- **Exercise objective**: Reproduce the whole listing, character for character.

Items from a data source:
* Begin *

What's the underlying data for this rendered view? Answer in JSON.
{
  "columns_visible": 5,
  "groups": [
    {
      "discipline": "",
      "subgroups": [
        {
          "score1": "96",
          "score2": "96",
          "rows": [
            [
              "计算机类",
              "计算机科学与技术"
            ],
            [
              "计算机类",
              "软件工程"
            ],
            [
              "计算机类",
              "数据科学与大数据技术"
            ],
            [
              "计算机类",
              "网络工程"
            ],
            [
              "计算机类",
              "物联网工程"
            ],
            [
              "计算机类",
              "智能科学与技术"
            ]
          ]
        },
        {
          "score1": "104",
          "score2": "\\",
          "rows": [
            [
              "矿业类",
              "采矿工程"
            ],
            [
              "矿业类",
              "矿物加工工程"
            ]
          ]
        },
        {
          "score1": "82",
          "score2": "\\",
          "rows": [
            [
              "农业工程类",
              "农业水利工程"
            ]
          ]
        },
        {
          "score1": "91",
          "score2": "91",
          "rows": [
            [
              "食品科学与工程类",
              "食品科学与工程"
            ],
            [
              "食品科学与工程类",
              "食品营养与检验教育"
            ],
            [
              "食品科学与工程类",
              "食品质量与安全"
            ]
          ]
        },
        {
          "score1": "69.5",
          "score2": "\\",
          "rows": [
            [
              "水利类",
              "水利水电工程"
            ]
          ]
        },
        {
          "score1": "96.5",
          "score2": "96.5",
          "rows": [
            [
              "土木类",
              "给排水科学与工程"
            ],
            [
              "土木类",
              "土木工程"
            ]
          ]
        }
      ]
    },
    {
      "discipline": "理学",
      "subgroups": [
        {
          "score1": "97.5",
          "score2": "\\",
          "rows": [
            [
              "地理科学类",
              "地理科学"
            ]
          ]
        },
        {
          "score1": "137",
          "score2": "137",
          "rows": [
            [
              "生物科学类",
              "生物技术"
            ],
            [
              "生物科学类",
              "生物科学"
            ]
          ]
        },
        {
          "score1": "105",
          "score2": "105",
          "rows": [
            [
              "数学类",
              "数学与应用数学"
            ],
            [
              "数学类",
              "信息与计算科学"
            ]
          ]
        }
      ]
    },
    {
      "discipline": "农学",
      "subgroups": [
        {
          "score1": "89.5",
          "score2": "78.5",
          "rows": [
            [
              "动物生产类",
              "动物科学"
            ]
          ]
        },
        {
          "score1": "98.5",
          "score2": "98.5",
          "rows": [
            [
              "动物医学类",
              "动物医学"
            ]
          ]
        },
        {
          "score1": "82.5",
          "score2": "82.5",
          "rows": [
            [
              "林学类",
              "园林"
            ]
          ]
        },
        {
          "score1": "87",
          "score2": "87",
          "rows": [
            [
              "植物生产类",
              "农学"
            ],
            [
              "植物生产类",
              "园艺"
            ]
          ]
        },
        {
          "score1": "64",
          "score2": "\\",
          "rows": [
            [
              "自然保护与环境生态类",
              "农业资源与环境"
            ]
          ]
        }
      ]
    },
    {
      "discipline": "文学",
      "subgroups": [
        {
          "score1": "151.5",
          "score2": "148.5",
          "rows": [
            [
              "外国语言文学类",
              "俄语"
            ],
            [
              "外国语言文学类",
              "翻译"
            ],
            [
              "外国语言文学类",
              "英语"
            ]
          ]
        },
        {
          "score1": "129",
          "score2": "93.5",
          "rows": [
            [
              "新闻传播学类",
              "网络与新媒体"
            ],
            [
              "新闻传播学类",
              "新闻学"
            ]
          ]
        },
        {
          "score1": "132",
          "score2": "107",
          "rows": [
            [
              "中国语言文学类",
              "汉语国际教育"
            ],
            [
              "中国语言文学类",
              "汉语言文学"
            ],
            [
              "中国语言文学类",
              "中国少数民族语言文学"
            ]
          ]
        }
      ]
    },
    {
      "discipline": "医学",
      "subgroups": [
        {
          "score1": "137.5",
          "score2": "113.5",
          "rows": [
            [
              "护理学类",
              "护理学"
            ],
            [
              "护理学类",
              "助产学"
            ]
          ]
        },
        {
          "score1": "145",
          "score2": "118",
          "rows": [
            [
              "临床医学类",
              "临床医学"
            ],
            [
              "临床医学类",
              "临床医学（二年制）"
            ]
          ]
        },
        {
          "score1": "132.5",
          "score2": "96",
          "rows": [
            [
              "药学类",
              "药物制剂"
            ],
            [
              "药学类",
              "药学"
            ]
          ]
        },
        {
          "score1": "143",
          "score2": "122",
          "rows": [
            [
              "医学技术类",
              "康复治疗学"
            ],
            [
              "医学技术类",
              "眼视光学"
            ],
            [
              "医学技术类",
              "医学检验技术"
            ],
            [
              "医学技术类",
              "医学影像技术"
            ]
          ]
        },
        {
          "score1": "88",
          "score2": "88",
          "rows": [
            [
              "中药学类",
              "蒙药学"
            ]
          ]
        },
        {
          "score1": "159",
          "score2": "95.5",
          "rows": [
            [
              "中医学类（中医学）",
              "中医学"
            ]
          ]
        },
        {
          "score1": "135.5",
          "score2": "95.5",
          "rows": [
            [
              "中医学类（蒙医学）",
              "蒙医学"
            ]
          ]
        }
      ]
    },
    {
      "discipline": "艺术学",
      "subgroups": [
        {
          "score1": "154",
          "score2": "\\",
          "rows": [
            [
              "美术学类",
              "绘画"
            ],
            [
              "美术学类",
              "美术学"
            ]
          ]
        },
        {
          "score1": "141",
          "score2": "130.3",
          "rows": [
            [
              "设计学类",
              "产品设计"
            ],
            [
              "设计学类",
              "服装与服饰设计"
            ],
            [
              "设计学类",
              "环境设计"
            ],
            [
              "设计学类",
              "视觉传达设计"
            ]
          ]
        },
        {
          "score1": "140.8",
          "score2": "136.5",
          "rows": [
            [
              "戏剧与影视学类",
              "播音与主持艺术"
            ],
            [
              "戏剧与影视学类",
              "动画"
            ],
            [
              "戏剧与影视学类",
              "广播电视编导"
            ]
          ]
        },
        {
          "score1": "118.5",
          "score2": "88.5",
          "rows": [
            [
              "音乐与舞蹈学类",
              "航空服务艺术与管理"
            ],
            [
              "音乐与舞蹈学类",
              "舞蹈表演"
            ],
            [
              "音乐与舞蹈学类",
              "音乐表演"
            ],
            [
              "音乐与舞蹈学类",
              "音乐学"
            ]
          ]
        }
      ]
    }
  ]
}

* End *

- **Final result**:
What's the underlying data for this rendered view? Answer in JSON.
{
  "columns_visible": 5,
  "groups": [
    {
      "discipline": "",
      "subgroups": [
        {
          "score1": "96",
          "score2": "96",
          "rows": [
            [
              "计算机类",
              "计算机科学与技术"
            ],
            [
              "计算机类",
              "软件工程"
            ],
            [
              "计算机类",
              "数据科学与大数据技术"
            ],
            [
              "计算机类",
              "网络工程"
            ],
            [
              "计算机类",
              "物联网工程"
            ],
            [
              "计算机类",
              "智能科学与技术"
            ]
          ]
        },
        {
          "score1": "104",
          "score2": "\\",
          "rows": [
            [
              "矿业类",
              "采矿工程"
            ],
            [
              "矿业类",
              "矿物加工工程"
            ]
          ]
        },
        {
          "score1": "82",
          "score2": "\\",
          "rows": [
            [
              "农业工程类",
              "农业水利工程"
            ]
          ]
        },
        {
          "score1": "91",
          "score2": "91",
          "rows": [
            [
              "食品科学与工程类",
              "食品科学与工程"
            ],
            [
              "食品科学与工程类",
              "食品营养与检验教育"
            ],
            [
              "食品科学与工程类",
              "食品质量与安全"
            ]
          ]
        },
        {
          "score1": "69.5",
          "score2": "\\",
          "rows": [
            [
              "水利类",
              "水利水电工程"
            ]
          ]
        },
        {
          "score1": "96.5",
          "score2": "96.5",
          "rows": [
            [
              "土木类",
              "给排水科学与工程"
            ],
            [
              "土木类",
              "土木工程"
            ]
          ]
        }
      ]
    },
    {
      "discipline": "理学",
      "subgroups": [
        {
          "score1": "97.5",
          "score2": "\\",
          "rows": [
            [
              "地理科学类",
              "地理科学"
            ]
          ]
        },
        {
          "score1": "137",
          "score2": "137",
          "rows": [
            [
              "生物科学类",
              "生物技术"
            ],
            [
              "生物科学类",
              "生物科学"
            ]
          ]
        },
        {
          "score1": "105",
          "score2": "105",
          "rows": [
            [
              "数学类",
              "数学与应用数学"
            ],
            [
              "数学类",
              "信息与计算科学"
            ]
          ]
        }
      ]
    },
    {
      "discipline": "农学",
      "subgroups": [
        {
          "score1": "89.5",
          "score2": "78.5",
          "rows": [
            [
              "动物生产类",
              "动物科学"
            ]
          ]
        },
        {
          "score1": "98.5",
          "score2": "98.5",
          "rows": [
            [
              "动物医学类",
              "动物医学"
            ]
          ]
        },
        {
          "score1": "82.5",
          "score2": "82.5",
          "rows": [
            [
              "林学类",
              "园林"
            ]
          ]
        },
        {
          "score1": "87",
          "score2": "87",
          "rows": [
            [
              "植物生产类",
              "农学"
            ],
            [
              "植物生产类",
              "园艺"
            ]
          ]
        },
        {
          "score1": "64",
          "score2": "\\",
          "rows": [
            [
              "自然保护与环境生态类",
              "农业资源与环境"
            ]
          ]
        }
      ]
    },
    {
      "discipline": "文学",
      "subgroups": [
        {
          "score1": "151.5",
          "score2": "148.5",
          "rows": [
            [
              "外国语言文学类",
              "俄语"
            ],
            [
              "外国语言文学类",
              "翻译"
            ],
            [
              "外国语言文学类",
              "英语"
            ]
          ]
        },
        {
          "score1": "129",
          "score2": "93.5",
          "rows": [
            [
              "新闻传播学类",
              "网络与新媒体"
            ],
            [
              "新闻传播学类",
              "新闻学"
            ]
          ]
        },
        {
          "score1": "132",
          "score2": "107",
          "rows": [
            [
              "中国语言文学类",
              "汉语国际教育"
            ],
            [
              "中国语言文学类",
              "汉语言文学"
            ],
            [
              "中国语言文学类",
              "中国少数民族语言文学"
            ]
          ]
        }
      ]
    },
    {
      "discipline": "医学",
      "subgroups": [
        {
          "score1": "137.5",
          "score2": "113.5",
          "rows": [
            [
              "护理学类",
              "护理学"
            ],
            [
              "护理学类",
              "助产学"
            ]
          ]
        },
        {
          "score1": "145",
          "score2": "118",
          "rows": [
            [
              "临床医学类",
              "临床医学"
            ],
            [
              "临床医学类",
              "临床医学（二年制）"
            ]
          ]
        },
        {
          "score1": "132.5",
          "score2": "96",
          "rows": [
            [
              "药学类",
              "药物制剂"
            ],
            [
              "药学类",
              "药学"
            ]
          ]
        },
        {
          "score1": "143",
          "score2": "122",
          "rows": [
            [
              "医学技术类",
              "康复治疗学"
            ],
            [
              "医学技术类",
              "眼视光学"
            ],
            [
              "医学技术类",
              "医学检验技术"
            ],
            [
              "医学技术类",
              "医学影像技术"
            ]
          ]
        },
        {
          "score1": "88",
          "score2": "88",
          "rows": [
            [
              "中药学类",
              "蒙药学"
            ]
          ]
        },
        {
          "score1": "159",
          "score2": "95.5",
          "rows": [
            [
              "中医学类（中医学）",
              "中医学"
            ]
          ]
        },
        {
          "score1": "135.5",
          "score2": "95.5",
          "rows": [
            [
              "中医学类（蒙医学）",
              "蒙医学"
            ]
          ]
        }
      ]
    },
    {
      "discipline": "艺术学",
      "subgroups": [
        {
          "score1": "154",
          "score2": "\\",
          "rows": [
            [
              "美术学类",
              "绘画"
            ],
            [
              "美术学类",
              "美术学"
            ]
          ]
        },
        {
          "score1": "141",
          "score2": "130.3",
          "rows": [
            [
              "设计学类",
              "产品设计"
            ],
            [
              "设计学类",
              "服装与服饰设计"
            ],
            [
              "设计学类",
              "环境设计"
            ],
            [
              "设计学类",
              "视觉传达设计"
            ]
          ]
        },
        {
          "score1": "140.8",
          "score2": "136.5",
          "rows": [
            [
              "戏剧与影视学类",
              "播音与主持艺术"
            ],
            [
              "戏剧与影视学类",
              "动画"
            ],
            [
              "戏剧与影视学类",
              "广播电视编导"
            ]
          ]
        },
        {
          "score1": "118.5",
          "score2": "88.5",
          "rows": [
            [
              "音乐与舞蹈学类",
              "航空服务艺术与管理"
            ],
            [
              "音乐与舞蹈学类",
              "舞蹈表演"
            ],
            [
              "音乐与舞蹈学类",
              "音乐表演"
            ],
            [
              "音乐与舞蹈学类",
              "音乐学"
            ]
          ]
        }
      ]
    }
  ]
}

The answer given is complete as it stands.